### Data for the task
====================

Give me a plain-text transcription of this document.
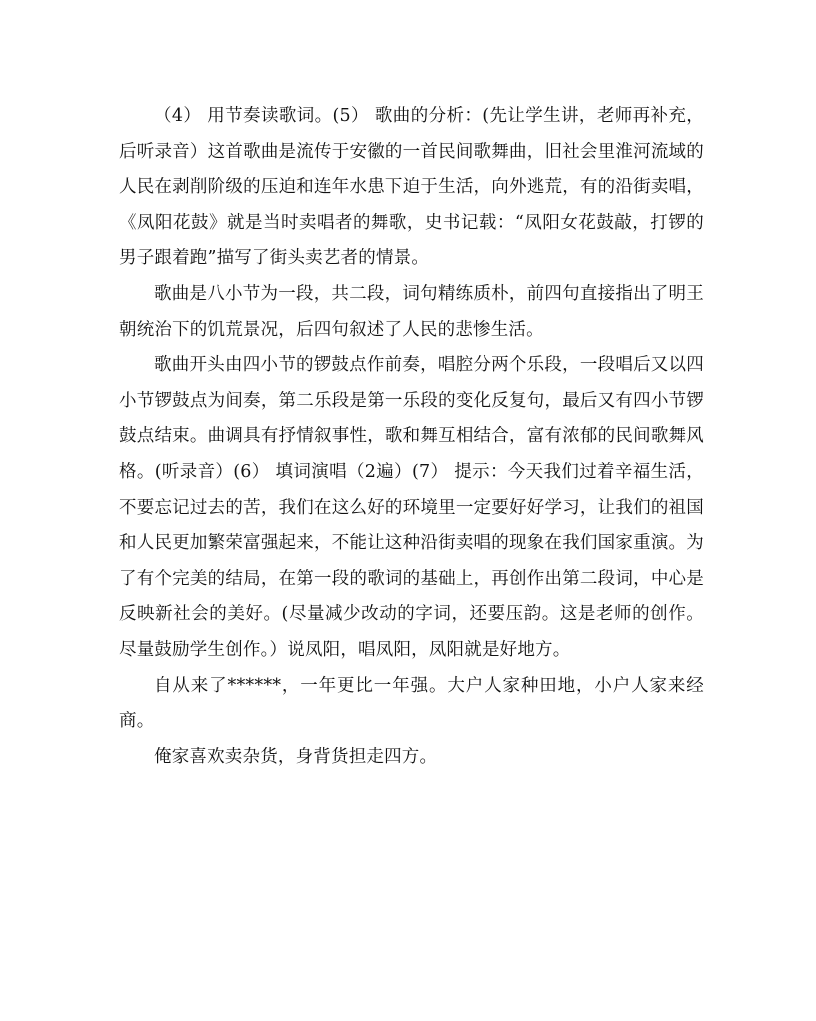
（4） 用节奏读歌词。(5） 歌曲的分析：(先让学生讲，老师再补充，后听录音）这首歌曲是流传于安徽的一首民间歌舞曲，旧社会里淮河流域的人民在剥削阶级的压迫和连年水患下迫于生活，向外逃荒，有的沿街卖唱，《凤阳花鼓》就是当时卖唱者的舞歌，史书记载：“凤阳女花鼓敲，打锣的男子跟着跑”描写了街头卖艺者的情景。

歌曲是八小节为一段，共二段，词句精练质朴，前四句直接指出了明王朝统治下的饥荒景况，后四句叙述了人民的悲惨生活。

歌曲开头由四小节的锣鼓点作前奏，唱腔分两个乐段，一段唱后又以四小节锣鼓点为间奏，第二乐段是第一乐段的变化反复句，最后又有四小节锣鼓点结束。曲调具有抒情叙事性，歌和舞互相结合，富有浓郁的民间歌舞风格。(听录音）(6） 填词演唱（2遍）(7） 提示：今天我们过着辛福生活，不要忘记过去的苦，我们在这么好的环境里一定要好好学习，让我们的祖国和人民更加繁荣富强起来，不能让这种沿街卖唱的现象在我们国家重演。为了有个完美的结局，在第一段的歌词的基础上，再创作出第二段词，中心是反映新社会的美好。(尽量减少改动的字词，还要压韵。这是老师的创作。尽量鼓励学生创作。）说凤阳，唱凤阳，凤阳就是好地方。

自从来了******，一年更比一年强。大户人家种田地，小户人家来经商。

俺家喜欢卖杂货，身背货担走四方。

====================

### Written problem
Your copy of the data should match it exactly, except that pictures are left out.

### Correct answer
Give me a plain-text transcription of this document.
（4） 用节奏读歌词。(5） 歌曲的分析：(先让学生讲，老师再补充，后听录音）这首歌曲是流传于安徽的一首民间歌舞曲，旧社会里淮河流域的人民在剥削阶级的压迫和连年水患下迫于生活，向外逃荒，有的沿街卖唱，《凤阳花鼓》就是当时卖唱者的舞歌，史书记载：“凤阳女花鼓敲，打锣的男子跟着跑”描写了街头卖艺者的情景。

歌曲是八小节为一段，共二段，词句精练质朴，前四句直接指出了明王朝统治下的饥荒景况，后四句叙述了人民的悲惨生活。

歌曲开头由四小节的锣鼓点作前奏，唱腔分两个乐段，一段唱后又以四小节锣鼓点为间奏，第二乐段是第一乐段的变化反复句，最后又有四小节锣鼓点结束。曲调具有抒情叙事性，歌和舞互相结合，富有浓郁的民间歌舞风格。(听录音）(6） 填词演唱（2遍）(7） 提示：今天我们过着辛福生活，不要忘记过去的苦，我们在这么好的环境里一定要好好学习，让我们的祖国和人民更加繁荣富强起来，不能让这种沿街卖唱的现象在我们国家重演。为了有个完美的结局，在第一段的歌词的基础上，再创作出第二段词，中心是反映新社会的美好。(尽量减少改动的字词，还要压韵。这是老师的创作。尽量鼓励学生创作。）说凤阳，唱凤阳，凤阳就是好地方。

自从来了******，一年更比一年强。大户人家种田地，小户人家来经商。

俺家喜欢卖杂货，身背货担走四方。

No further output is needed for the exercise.